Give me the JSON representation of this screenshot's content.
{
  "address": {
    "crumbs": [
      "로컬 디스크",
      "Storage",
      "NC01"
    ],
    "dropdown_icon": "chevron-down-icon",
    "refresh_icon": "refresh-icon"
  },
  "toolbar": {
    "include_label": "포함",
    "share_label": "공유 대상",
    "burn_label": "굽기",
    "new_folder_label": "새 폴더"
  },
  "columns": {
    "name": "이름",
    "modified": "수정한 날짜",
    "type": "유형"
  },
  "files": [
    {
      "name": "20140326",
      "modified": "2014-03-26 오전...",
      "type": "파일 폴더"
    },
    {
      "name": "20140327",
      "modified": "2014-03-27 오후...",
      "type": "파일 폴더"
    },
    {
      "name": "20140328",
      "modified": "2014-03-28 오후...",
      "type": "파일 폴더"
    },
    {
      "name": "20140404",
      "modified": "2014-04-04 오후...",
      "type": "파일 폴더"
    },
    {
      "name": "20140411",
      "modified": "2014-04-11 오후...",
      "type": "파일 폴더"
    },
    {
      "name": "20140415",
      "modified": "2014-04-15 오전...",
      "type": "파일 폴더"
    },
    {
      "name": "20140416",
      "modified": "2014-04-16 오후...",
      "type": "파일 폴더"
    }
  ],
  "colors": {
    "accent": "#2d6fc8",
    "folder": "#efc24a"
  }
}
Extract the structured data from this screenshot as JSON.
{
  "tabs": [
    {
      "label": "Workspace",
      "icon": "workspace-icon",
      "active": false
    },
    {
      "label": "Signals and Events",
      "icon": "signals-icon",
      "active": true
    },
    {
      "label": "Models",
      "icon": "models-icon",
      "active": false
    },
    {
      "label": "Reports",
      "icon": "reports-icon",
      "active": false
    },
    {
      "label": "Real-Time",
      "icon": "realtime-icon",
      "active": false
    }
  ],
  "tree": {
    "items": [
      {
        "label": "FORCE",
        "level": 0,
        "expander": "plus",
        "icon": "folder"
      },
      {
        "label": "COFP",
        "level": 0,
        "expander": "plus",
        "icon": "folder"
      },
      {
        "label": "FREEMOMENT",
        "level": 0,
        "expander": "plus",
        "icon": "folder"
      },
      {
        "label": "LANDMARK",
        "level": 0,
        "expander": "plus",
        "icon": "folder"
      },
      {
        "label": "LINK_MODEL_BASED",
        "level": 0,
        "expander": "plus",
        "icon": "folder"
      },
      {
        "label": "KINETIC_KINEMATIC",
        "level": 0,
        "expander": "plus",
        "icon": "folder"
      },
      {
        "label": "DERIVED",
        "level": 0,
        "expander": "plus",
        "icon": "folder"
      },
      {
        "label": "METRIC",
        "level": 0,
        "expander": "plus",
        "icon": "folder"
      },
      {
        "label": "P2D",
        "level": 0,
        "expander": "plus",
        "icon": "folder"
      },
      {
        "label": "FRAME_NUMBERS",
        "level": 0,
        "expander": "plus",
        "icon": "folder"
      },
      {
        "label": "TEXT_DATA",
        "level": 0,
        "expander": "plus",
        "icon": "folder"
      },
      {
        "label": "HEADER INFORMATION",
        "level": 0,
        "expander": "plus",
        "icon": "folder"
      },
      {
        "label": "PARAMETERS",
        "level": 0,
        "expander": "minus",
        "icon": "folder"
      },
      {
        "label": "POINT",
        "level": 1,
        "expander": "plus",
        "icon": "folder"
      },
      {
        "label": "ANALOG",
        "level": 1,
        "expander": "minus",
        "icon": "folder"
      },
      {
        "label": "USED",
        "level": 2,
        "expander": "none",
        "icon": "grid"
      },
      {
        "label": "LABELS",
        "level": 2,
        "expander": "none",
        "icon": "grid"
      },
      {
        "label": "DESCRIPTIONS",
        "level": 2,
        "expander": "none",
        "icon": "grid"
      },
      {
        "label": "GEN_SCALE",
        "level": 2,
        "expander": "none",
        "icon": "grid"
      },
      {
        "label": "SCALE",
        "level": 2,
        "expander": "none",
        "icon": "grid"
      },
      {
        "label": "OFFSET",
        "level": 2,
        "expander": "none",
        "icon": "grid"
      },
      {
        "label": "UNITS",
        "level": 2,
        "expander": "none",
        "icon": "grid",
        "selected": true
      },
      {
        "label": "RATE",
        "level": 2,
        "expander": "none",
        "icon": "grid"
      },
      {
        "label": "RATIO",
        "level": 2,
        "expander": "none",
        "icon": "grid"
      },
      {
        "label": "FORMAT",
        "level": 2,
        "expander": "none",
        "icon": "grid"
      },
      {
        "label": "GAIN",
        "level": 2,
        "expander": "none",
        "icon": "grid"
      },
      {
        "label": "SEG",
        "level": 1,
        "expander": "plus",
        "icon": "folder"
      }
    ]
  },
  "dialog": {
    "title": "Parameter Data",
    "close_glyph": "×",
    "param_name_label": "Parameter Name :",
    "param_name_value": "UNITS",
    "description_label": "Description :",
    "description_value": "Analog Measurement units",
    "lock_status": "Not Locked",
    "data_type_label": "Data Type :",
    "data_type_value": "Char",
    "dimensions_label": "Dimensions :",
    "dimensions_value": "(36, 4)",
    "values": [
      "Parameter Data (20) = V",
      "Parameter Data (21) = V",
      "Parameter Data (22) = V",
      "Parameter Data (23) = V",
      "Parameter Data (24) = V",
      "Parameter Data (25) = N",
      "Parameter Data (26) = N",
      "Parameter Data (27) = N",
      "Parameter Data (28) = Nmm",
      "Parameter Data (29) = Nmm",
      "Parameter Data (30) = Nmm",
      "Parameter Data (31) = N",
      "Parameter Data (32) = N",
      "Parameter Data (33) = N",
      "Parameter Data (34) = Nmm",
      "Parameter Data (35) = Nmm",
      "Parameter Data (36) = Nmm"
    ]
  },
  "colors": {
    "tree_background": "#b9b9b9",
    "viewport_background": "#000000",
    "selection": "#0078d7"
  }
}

::::::

**Task description:** List each line of the records that holds the string "JSON".

**Output below:**
Give me the JSON representation of this screenshot's content.
Extract the structured data from this screenshot as JSON.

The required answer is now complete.